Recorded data

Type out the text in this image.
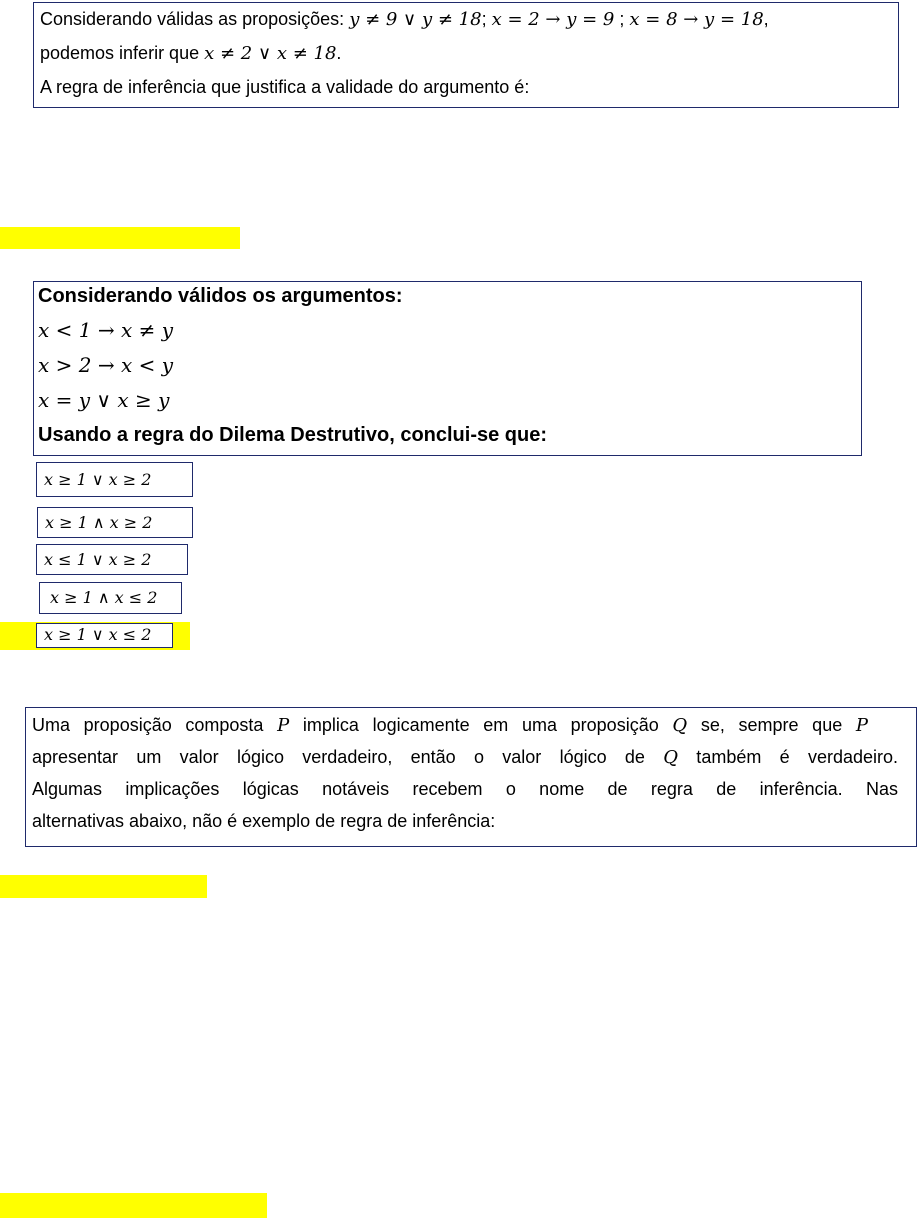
Considerando válidas as proposições: y ≠ 9 ∨ y ≠ 18; x = 2 → y = 9 ; x = 8 → y = 18,
podemos inferir que x ≠ 2 ∨ x ≠ 18.
A regra de inferência que justifica a validade do argumento é:
Considerando válidos os argumentos:
x < 1 → x ≠ y
x > 2 → x < y
x = y ∨ x ≥ y
Usando a regra do Dilema Destrutivo, conclui-se que:
x ≥ 1 ∨ x ≥ 2
x ≥ 1 ∧ x ≥ 2
x ≤ 1 ∨ x ≥ 2
x ≥ 1 ∧ x ≤ 2
x ≥ 1 ∨ x ≤ 2
Uma proposição composta P implica logicamente em uma proposição Q se, sempre que P
apresentar um valor lógico verdadeiro, então o valor lógico de Q também é verdadeiro.
Algumas implicações lógicas notáveis recebem o nome de regra de inferência. Nas
alternativas abaixo, não é exemplo de regra de inferência:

## GIVEN PROBLEM:
Check each line of the records for the word "Considerando" and extract those that contain it.

## REPLY:
Considerando válidas as proposições: y ≠ 9 ∨ y ≠ 18; x = 2 → y = 9 ; x = 8 → y = 18,
Considerando válidos os argumentos:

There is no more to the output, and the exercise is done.